▸ **Records**:

-- start --

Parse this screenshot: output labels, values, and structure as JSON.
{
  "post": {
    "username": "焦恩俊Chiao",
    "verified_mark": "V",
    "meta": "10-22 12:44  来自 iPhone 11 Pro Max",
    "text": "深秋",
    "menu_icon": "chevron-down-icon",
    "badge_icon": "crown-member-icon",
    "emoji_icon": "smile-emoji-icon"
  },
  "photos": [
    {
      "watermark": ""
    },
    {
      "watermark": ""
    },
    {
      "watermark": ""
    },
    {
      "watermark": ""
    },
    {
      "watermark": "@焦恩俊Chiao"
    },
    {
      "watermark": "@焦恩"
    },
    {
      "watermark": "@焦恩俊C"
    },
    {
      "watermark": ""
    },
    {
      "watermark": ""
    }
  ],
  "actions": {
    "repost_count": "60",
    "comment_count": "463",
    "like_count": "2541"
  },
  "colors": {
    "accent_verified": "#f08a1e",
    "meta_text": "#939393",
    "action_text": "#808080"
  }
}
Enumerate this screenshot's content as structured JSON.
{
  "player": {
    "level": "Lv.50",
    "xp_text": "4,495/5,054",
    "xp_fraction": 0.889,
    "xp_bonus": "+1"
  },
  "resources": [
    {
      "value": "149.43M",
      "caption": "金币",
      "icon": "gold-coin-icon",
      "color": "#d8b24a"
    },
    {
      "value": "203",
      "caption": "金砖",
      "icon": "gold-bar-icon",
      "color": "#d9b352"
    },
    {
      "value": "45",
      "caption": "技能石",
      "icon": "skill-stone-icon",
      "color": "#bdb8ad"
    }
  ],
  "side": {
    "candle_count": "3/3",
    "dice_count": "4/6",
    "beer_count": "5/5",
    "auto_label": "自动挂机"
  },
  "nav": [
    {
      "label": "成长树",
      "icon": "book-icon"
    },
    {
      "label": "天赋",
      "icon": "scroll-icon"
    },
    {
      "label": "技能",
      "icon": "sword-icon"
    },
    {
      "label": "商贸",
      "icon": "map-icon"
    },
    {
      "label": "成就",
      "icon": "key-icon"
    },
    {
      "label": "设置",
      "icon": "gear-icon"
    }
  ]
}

-- end --

▸ **Aim of the task**: Scan the material above for the string "焦恩俊Chiao" and return the lines that hold it.

▸ **Response to the task**:
    "username": "焦恩俊Chiao",
      "watermark": "@焦恩俊Chiao"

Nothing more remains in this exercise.